Building below the surface is one of the oldest ideas in construction, yet it still feels new every time a city runs out of room. To understand why architects keep looking downward, it helps to trace the history of underground architecture from ancient survival strategies to the engineered spaces of today. The path runs through defensive tunnels, buried railways, wartime shelters, and a quiet design movement that turned the earth itself into insulation.

The history of underground architecture
Credit: The World’s Most Beautiful Subterranean Buildings (businessinsider.com)

How Did Underground Architecture Begin?

The earliest chapters of underground architecture history are stories of survival. Long before mechanical ventilation or reinforced concrete, communities carved living space directly into soft rock. The volcanic tuff of central Anatolia was ideal for this, easy to cut when fresh and hardening on contact with air.

The clearest example sits under the Cappadocia region of modern Turkey. The multi-level city of Derinkuyu descended roughly 85 meters through as many as eighteen carved levels, complete with stables, wine presses, chapels, ventilation shafts, and rolling stone doors that sealed each floor against invaders. It formed part of the wider rock-cut landscape now protected as a UNESCO World Heritage Site, alongside the cave churches of Göreme.

📌 Did You Know?

■ **Supplied data**:
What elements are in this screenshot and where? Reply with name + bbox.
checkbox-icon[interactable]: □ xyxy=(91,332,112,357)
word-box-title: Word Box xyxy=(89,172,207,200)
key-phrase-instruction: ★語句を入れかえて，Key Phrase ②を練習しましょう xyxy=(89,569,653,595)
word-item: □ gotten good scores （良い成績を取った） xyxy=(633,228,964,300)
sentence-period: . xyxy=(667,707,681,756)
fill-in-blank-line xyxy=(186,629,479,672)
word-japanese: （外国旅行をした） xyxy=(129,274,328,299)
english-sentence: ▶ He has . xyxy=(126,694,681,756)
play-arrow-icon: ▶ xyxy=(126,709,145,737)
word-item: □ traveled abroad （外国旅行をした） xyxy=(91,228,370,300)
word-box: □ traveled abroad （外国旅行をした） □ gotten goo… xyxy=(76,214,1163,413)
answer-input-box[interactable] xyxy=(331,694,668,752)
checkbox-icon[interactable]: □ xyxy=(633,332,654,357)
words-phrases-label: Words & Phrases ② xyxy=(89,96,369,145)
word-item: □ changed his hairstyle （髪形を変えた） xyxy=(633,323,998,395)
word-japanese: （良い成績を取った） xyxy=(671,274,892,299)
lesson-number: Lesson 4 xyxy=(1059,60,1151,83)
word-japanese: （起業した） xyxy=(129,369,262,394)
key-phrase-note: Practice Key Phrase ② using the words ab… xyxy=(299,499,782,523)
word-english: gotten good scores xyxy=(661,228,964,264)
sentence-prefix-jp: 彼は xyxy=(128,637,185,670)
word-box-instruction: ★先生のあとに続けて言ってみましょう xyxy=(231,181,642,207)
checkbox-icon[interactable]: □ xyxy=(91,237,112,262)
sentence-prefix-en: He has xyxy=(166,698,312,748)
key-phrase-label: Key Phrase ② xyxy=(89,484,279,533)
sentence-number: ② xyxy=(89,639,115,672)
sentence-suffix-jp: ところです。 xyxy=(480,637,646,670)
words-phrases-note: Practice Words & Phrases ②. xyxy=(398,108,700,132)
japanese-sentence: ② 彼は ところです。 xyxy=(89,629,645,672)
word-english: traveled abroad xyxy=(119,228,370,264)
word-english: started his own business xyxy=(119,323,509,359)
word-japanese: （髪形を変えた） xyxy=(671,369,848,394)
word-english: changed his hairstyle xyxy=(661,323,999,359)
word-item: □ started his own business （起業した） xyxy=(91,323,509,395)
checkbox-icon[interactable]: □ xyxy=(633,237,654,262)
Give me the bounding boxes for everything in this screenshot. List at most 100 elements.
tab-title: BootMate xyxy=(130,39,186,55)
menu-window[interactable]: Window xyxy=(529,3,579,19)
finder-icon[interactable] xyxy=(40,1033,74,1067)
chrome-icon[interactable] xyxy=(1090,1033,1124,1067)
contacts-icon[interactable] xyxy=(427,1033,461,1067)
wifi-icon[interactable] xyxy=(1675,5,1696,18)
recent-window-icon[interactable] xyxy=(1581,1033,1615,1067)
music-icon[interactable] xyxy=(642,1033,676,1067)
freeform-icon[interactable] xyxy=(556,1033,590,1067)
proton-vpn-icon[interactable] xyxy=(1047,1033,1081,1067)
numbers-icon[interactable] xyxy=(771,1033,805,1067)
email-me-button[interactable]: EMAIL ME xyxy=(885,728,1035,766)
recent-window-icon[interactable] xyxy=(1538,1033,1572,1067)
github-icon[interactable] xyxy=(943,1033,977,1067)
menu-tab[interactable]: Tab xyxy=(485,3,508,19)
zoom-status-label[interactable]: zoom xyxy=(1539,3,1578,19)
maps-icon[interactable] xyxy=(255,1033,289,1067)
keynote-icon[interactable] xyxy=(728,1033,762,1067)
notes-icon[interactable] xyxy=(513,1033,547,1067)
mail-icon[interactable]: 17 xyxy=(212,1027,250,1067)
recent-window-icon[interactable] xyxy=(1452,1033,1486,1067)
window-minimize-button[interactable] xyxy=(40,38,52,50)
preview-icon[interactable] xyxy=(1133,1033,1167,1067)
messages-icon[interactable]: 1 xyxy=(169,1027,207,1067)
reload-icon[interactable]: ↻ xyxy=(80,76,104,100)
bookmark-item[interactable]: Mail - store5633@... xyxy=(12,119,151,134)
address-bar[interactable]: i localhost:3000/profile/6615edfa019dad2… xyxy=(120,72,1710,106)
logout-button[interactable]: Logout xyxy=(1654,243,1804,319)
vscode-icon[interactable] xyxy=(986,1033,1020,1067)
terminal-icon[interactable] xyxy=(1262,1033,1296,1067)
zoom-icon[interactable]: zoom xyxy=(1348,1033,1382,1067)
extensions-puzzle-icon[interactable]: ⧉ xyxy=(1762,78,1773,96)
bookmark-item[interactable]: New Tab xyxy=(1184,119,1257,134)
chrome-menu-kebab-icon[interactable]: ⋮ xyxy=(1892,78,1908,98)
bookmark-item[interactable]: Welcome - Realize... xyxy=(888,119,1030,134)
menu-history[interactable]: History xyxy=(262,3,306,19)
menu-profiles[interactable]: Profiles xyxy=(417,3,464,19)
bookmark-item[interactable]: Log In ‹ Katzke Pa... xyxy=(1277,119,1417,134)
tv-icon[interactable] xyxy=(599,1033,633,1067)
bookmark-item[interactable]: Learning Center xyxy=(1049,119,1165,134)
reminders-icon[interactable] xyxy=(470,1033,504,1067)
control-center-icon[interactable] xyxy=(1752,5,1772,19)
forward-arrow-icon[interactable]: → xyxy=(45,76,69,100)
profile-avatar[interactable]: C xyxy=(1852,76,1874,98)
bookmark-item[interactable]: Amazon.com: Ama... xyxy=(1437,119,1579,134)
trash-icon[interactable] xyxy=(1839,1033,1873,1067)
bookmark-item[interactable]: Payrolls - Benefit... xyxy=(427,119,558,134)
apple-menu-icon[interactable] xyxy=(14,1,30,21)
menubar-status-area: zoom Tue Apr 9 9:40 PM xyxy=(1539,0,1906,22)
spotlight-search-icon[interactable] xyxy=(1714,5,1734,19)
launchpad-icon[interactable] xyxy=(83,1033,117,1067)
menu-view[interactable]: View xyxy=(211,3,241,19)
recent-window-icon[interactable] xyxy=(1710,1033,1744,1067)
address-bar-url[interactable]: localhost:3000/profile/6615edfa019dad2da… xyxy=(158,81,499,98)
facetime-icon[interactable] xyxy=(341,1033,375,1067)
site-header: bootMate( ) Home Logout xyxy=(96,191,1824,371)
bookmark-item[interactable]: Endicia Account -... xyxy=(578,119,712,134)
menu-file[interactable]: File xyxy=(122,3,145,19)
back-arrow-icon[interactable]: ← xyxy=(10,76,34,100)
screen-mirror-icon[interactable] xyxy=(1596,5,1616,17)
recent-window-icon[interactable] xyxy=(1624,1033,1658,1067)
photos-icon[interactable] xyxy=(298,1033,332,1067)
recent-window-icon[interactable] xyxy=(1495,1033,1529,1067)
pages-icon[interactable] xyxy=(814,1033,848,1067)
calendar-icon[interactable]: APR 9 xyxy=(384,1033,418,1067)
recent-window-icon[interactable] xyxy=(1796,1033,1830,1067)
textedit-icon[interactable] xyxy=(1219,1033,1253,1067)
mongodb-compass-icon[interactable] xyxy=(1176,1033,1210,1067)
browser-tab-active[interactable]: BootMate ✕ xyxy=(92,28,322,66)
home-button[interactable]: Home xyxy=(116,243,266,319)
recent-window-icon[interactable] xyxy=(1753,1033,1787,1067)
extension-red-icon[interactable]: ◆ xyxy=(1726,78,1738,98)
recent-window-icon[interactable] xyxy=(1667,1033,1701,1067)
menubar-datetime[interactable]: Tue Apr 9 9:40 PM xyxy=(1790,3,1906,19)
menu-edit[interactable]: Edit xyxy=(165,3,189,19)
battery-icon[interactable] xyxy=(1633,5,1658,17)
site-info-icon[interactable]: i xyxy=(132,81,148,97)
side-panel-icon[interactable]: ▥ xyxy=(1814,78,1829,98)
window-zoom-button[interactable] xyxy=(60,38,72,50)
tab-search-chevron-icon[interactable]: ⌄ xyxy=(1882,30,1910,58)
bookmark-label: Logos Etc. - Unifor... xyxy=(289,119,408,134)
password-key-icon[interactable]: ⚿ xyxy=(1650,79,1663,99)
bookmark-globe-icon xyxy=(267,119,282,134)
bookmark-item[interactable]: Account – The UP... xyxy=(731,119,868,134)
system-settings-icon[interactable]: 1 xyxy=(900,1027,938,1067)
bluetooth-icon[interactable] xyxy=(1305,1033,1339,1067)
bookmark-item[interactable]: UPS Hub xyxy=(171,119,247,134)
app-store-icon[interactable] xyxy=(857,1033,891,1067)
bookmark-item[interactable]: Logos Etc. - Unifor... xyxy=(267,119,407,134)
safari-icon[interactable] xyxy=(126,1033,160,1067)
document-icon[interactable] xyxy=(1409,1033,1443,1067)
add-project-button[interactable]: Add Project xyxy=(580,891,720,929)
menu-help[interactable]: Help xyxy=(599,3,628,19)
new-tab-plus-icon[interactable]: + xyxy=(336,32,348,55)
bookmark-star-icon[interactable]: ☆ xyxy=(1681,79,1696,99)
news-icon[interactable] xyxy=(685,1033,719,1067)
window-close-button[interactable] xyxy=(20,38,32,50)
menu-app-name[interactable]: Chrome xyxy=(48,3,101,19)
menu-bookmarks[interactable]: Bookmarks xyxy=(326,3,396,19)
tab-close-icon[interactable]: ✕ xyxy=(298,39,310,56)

■ **Task objective**:
Reproduce the entire passage above on the history of underground architecture word for word, keeping every line and symbol unchanged.

■ **Solution**:
Building below the surface is one of the oldest ideas in construction, yet it still feels new every time a city runs out of room. To understand why architects keep looking downward, it helps to trace the history of underground architecture from ancient survival strategies to the engineered spaces of today. The path runs through defensive tunnels, buried railways, wartime shelters, and a quiet design movement that turned the earth itself into insulation.

The history of underground architecture
Credit: The World’s Most Beautiful Subterranean Buildings (businessinsider.com)

How Did Underground Architecture Begin?

The earliest chapters of underground architecture history are stories of survival. Long before mechanical ventilation or reinforced concrete, communities carved living space directly into soft rock. The volcanic tuff of central Anatolia was ideal for this, easy to cut when fresh and hardening on contact with air.

The clearest example sits under the Cappadocia region of modern Turkey. The multi-level city of Derinkuyu descended roughly 85 meters through as many as eighteen carved levels, complete with stables, wine presses, chapels, ventilation shafts, and rolling stone doors that sealed each floor against invaders. It formed part of the wider rock-cut landscape now protected as a UNESCO World Heritage Site, alongside the cave churches of Göreme.

📌 Did You Know?